The request
Calculate how many lines in the following records hold the word "data", and report that number without comment.
********************
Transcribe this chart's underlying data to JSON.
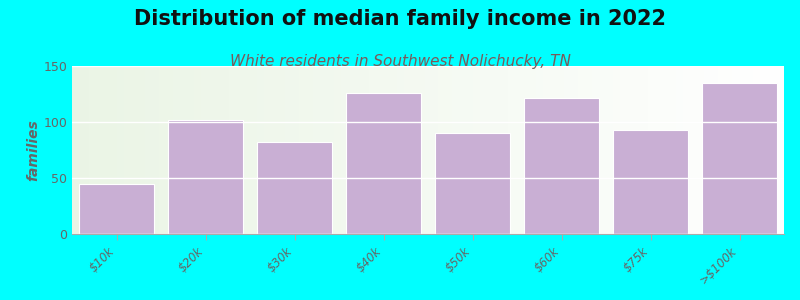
{
  "title": "Distribution of median family income in 2022",
  "subtitle": "White residents in Southwest Nolichucky, TN",
  "categories": [
    "$10k",
    "$20k",
    "$30k",
    "$40k",
    "$50k",
    "$60k",
    "$75k",
    ">$100k"
  ],
  "values": [
    45,
    102,
    82,
    126,
    90,
    121,
    93,
    135
  ],
  "bar_color": "#c9afd4",
  "background_color": "#00ffff",
  "plot_bg_color": "#f5f8f0",
  "ylabel": "families",
  "ylim": [
    0,
    150
  ],
  "yticks": [
    0,
    50,
    100,
    150
  ],
  "title_fontsize": 15,
  "subtitle_fontsize": 11,
  "subtitle_color": "#7a5a5a",
  "title_color": "#111111",
  "tick_label_color": "#666666",
  "bar_edge_color": "#ffffff",
  "bar_width": 0.85
}
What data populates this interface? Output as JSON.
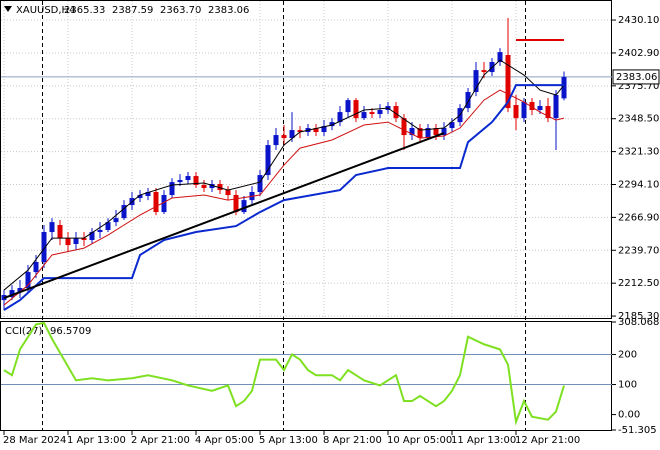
********************
Problem solution
2